PROVIDED MATERIAL:
══════════
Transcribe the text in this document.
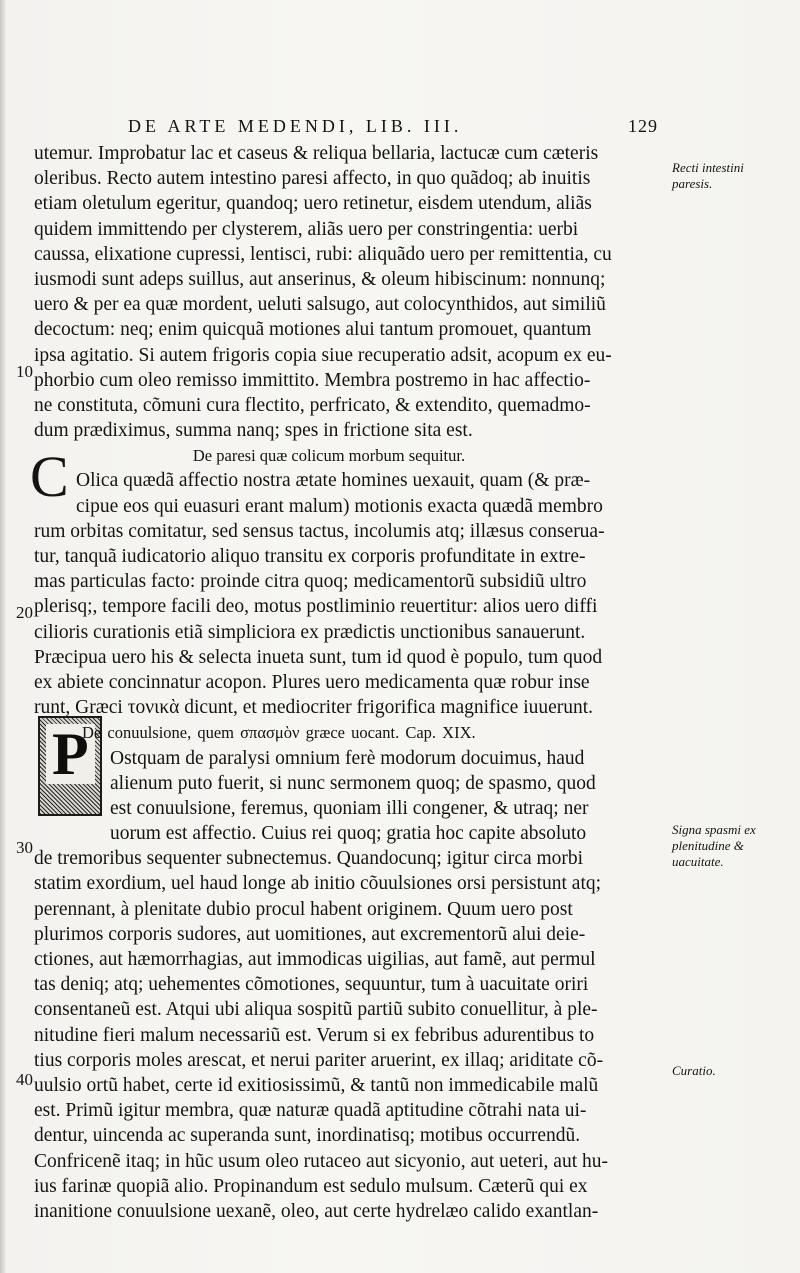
DE ARTE MEDENDI, LIB. III.	129
10
20
30
40
Recti intestini paresis.
Signa spasmi ex plenitudine & uacuitate.
Curatio.
C
P
utemur. Improbatur lac et caseus & reliqua bellaria, lactucæ cum cæteris
oleribus. Recto autem intestino paresi affecto, in quo quãdoq; ab inuitis
etiam oletulum egeritur, quandoq; uero retinetur, eisdem utendum, aliãs
quidem immittendo per clysterem, aliãs uero per constringentia: uerbi
caussa, elixatione cupressi, lentisci, rubi: aliquãdo uero per remittentia, cu
iusmodi sunt adeps suillus, aut anserinus, & oleum hibiscinum: nonnunq;
uero & per ea quæ mordent, ueluti salsugo, aut colocynthidos, aut similiũ
decoctum: neq; enim quicquã motiones alui tantum promouet, quantum
ipsa agitatio. Si autem frigoris copia siue recuperatio adsit, acopum ex eu-
phorbio cum oleo remisso immittito. Membra postremo in hac affectio-
ne constituta, cõmuni cura flectito, perfricato, & extendito, quemadmo-
dum prædiximus, summa nanq; spes in frictione sita est.
De paresi quæ colicum morbum sequitur.
Olica quædã affectio nostra ætate homines uexauit, quam (& præ-
cipue eos qui euasuri erant malum) motionis exacta quædã membro
rum orbitas comitatur, sed sensus tactus, incolumis atq; illæsus conserua-
tur, tanquã iudicatorio aliquo transitu ex corporis profunditate in extre-
mas particulas facto: proinde citra quoq; medicamentorũ subsidiũ ultro
plerisq;, tempore facili deo, motus postliminio reuertitur: alios uero diffi
cilioris curationis etiã simpliciora ex prædictis unctionibus sanauerunt.
Præcipua uero his & selecta inueta sunt, tum id quod è populo, tum quod
ex abiete concinnatur acopon. Plures uero medicamenta quæ robur inse
runt, Græci τονικὰ dicunt, et mediocriter frigorifica magnifice iuuerunt.
De conuulsione, quem σπασμὸν græce uocant. Cap. XIX.
Ostquam de paralysi omnium ferè modorum docuimus, haud
alienum puto fuerit, si nunc sermonem quoq; de spasmo, quod
est conuulsione, feremus, quoniam illi congener, & utraq; ner
uorum est affectio. Cuius rei quoq; gratia hoc capite absoluto
de tremoribus sequenter subnectemus. Quandocunq; igitur circa morbi
statim exordium, uel haud longe ab initio cõuulsiones orsi persistunt atq;
perennant, à plenitate dubio procul habent originem. Quum uero post
plurimos corporis sudores, aut uomitiones, aut excrementorũ alui deie-
ctiones, aut hæmorrhagias, aut immodicas uigilias, aut famẽ, aut permul
tas deniq; atq; uehementes cõmotiones, sequuntur, tum à uacuitate oriri
consentaneũ est. Atqui ubi aliqua sospitũ partiũ subito conuellitur, à ple-
nitudine fieri malum necessariũ est. Verum si ex febribus adurentibus to
tius corporis moles arescat, et nerui pariter aruerint, ex illaq; ariditate cõ-
uulsio ortũ habet, certe id exitiosissimũ, & tantũ non immedicabile malũ
est. Primũ igitur membra, quæ naturæ quadã aptitudine cõtrahi nata ui-
dentur, uincenda ac superanda sunt, inordinatisq; motibus occurrendũ.
Confricenẽ itaq; in hũc usum oleo rutaceo aut sicyonio, aut ueteri, aut hu-
ius farinæ quopiã alio. Propinandum est sedulo mulsum. Cæterũ qui ex
inanitione conuulsione uexanẽ, oleo, aut certe hydrelæo calido exantlan-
══════════
DIRECTION:
Across the entries, how many lines contain "igitur"? Reply with the number only.

RESPONSE TO THE EXERCISE:
2